### Request:
Without the pictures, give the entries below again exactly as written.

### Dataset rows about figures:
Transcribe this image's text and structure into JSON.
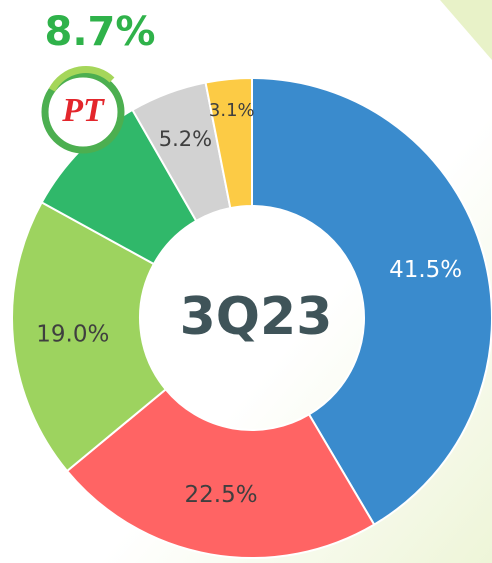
{
  "chart_data": {
    "type": "donut",
    "center_label": "3Q23",
    "logo_text": "PT",
    "categories": [
      null,
      null,
      null,
      null,
      null,
      null
    ],
    "values": [
      41.5,
      22.5,
      19.0,
      8.7,
      5.2,
      3.1
    ],
    "value_labels": [
      "41.5%",
      "22.5%",
      "19.0%",
      "8.7%",
      "5.2%",
      "3.1%"
    ],
    "colors": [
      "#3a8bcd",
      "#ff6464",
      "#9dd35f",
      "#30b86a",
      "#d2d2d2",
      "#fccb45"
    ]
  }
}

### Output of the exercise:
Transcribe this image's text and structure into JSON.
{
  "chart_data": {
    "type": "donut",
    "center_label": "3Q23",
    "logo_text": "PT",
    "categories": [
      null,
      null,
      null,
      null,
      null,
      null
    ],
    "values": [
      41.5,
      22.5,
      19.0,
      8.7,
      5.2,
      3.1
    ],
    "value_labels": [
      "41.5%",
      "22.5%",
      "19.0%",
      "8.7%",
      "5.2%",
      "3.1%"
    ],
    "colors": [
      "#3a8bcd",
      "#ff6464",
      "#9dd35f",
      "#30b86a",
      "#d2d2d2",
      "#fccb45"
    ]
  }
}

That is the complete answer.